* [TASK STATEMENT]:
Copy the records from the line that contains "label-cell: سود قابل" to the line that contains "value-header: سال منتهی", keeping both of those lines, and change nothing in them.

* [MATERIAL TO PROCESS]:
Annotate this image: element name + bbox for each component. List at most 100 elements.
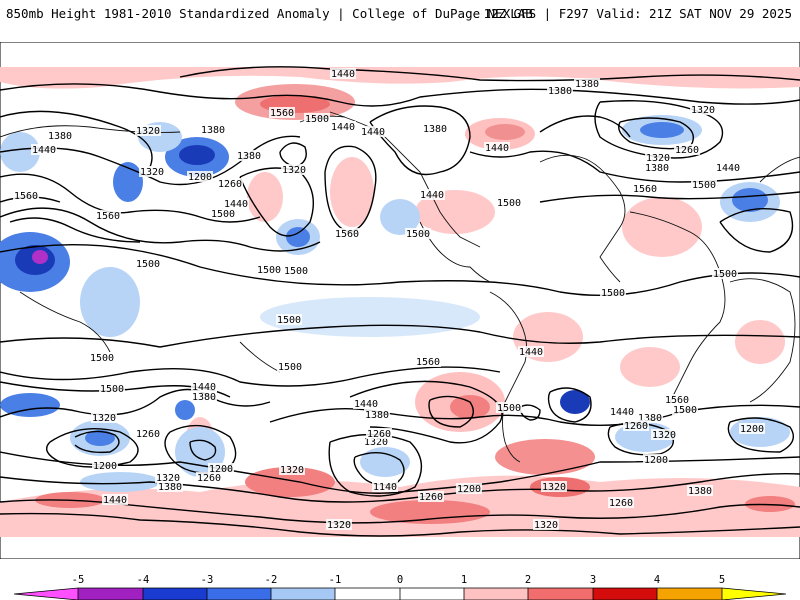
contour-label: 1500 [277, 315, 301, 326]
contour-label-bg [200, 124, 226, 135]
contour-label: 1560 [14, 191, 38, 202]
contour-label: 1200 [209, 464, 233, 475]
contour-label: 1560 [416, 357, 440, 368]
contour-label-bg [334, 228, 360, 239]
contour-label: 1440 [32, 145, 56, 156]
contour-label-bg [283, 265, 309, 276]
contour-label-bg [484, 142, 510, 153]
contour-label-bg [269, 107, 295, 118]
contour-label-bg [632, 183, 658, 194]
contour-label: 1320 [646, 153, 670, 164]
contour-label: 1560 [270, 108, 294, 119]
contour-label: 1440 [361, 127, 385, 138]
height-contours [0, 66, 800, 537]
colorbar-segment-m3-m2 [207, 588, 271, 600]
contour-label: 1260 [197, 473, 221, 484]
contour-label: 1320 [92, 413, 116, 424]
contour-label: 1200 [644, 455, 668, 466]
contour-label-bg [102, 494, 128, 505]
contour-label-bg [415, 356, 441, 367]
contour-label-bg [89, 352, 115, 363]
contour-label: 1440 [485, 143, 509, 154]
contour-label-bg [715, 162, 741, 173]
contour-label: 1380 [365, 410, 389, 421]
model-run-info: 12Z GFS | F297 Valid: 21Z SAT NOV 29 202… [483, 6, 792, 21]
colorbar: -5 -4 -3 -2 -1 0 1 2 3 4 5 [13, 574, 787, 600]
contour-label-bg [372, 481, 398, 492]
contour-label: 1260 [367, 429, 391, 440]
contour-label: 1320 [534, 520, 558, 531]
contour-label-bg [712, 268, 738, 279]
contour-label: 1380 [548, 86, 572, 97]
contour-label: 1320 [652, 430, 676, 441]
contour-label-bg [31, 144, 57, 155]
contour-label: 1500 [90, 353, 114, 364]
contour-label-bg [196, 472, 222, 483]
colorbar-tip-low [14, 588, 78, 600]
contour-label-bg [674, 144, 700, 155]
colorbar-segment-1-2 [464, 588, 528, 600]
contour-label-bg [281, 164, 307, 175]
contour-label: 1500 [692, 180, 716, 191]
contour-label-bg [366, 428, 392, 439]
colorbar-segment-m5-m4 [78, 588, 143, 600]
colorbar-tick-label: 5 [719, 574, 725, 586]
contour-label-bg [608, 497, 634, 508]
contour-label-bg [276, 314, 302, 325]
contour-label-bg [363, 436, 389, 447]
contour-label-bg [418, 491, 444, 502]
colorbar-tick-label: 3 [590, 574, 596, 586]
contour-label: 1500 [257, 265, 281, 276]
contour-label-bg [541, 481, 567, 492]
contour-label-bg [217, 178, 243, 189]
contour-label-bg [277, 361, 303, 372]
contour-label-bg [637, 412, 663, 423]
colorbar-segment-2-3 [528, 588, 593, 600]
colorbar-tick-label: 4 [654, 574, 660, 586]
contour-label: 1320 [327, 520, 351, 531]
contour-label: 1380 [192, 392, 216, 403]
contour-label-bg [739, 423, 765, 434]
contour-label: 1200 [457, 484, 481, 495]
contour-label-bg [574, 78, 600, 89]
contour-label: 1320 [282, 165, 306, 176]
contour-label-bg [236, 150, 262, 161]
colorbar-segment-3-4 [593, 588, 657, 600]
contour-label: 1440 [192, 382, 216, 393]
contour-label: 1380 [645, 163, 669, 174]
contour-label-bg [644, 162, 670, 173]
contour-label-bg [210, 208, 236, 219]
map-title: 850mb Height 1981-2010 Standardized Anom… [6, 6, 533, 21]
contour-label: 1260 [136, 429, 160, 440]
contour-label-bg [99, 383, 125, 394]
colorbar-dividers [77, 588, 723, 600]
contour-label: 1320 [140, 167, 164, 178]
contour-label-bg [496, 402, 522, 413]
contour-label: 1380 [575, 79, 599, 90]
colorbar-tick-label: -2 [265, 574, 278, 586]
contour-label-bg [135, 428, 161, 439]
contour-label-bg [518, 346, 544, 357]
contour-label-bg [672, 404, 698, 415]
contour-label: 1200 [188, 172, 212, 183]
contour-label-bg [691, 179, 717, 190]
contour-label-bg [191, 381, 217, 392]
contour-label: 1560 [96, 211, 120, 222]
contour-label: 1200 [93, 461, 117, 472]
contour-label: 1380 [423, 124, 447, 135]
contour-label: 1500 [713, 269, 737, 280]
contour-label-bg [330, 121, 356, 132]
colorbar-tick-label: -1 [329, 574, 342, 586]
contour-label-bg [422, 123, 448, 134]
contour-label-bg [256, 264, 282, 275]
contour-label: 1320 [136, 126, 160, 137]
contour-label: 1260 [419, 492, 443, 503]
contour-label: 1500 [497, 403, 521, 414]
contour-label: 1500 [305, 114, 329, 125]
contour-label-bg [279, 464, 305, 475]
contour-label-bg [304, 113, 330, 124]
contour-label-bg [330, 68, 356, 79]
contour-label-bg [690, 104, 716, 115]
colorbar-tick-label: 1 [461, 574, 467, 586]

* * *

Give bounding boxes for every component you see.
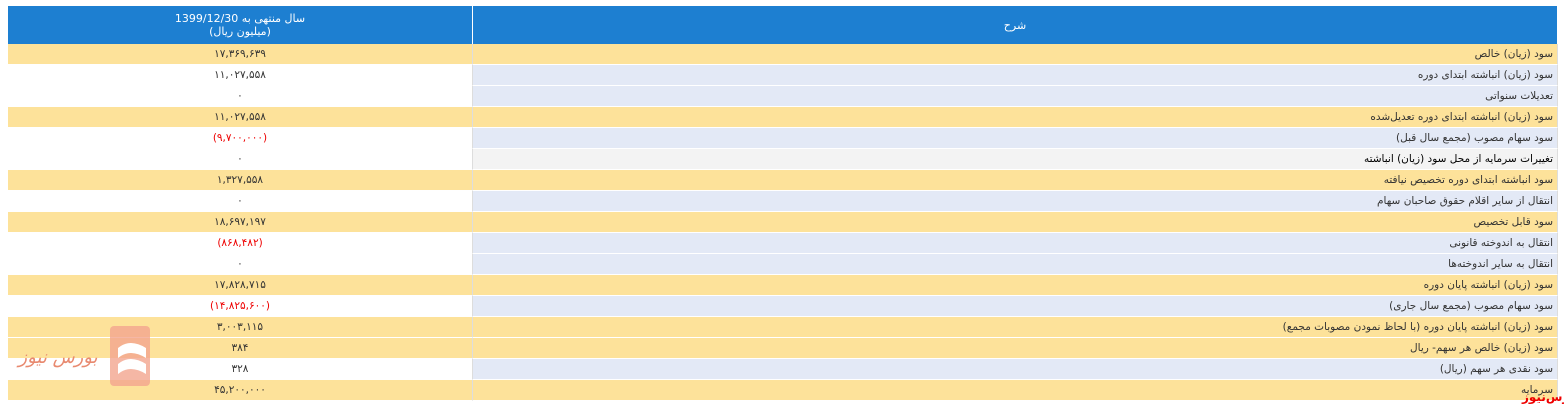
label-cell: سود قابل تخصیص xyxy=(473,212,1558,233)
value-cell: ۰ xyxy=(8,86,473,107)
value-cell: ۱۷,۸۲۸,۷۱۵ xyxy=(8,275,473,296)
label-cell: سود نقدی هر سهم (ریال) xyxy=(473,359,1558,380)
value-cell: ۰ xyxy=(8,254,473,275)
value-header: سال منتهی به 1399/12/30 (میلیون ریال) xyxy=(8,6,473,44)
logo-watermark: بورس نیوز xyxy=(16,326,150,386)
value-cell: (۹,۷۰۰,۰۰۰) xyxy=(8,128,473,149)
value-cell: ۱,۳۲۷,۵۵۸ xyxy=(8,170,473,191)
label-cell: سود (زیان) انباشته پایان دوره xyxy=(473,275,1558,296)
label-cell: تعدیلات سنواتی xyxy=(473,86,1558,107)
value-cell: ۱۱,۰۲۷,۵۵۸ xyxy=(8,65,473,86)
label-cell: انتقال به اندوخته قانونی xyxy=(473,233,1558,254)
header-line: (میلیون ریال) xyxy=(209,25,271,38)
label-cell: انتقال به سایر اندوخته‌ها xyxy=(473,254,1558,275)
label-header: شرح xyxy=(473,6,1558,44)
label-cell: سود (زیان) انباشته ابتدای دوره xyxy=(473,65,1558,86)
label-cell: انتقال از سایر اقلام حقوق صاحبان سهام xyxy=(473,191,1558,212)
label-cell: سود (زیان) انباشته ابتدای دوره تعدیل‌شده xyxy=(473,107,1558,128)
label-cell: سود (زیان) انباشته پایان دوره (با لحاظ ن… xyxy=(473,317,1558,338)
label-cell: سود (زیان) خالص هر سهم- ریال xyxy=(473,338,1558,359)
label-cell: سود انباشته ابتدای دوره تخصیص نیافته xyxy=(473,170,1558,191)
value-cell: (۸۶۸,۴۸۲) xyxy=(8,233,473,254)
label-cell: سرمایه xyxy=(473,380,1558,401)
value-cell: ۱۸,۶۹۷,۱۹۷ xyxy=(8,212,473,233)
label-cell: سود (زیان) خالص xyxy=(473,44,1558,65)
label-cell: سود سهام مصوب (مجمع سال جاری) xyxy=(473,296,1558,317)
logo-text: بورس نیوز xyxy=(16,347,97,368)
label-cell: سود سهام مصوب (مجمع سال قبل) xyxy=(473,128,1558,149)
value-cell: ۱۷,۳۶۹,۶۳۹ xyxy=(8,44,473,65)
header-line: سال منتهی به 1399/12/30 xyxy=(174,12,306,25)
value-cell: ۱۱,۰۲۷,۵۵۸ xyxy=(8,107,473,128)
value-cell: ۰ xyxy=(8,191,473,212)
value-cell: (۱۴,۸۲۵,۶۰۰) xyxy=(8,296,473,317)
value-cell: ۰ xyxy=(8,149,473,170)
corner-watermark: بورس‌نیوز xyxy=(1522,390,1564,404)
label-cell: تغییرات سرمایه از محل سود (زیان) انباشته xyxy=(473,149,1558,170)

* [RESPONSE TO THIS TASK]:
label-cell: سود قابل تخصیص xyxy=(473,212,1558,233)
value-cell: ۰ xyxy=(8,86,473,107)
value-cell: ۱۷,۸۲۸,۷۱۵ xyxy=(8,275,473,296)
label-cell: سود نقدی هر سهم (ریال) xyxy=(473,359,1558,380)
value-cell: ۰ xyxy=(8,254,473,275)
value-header: سال منتهی به 1399/12/30 (میلیون ریال) xyxy=(8,6,473,44)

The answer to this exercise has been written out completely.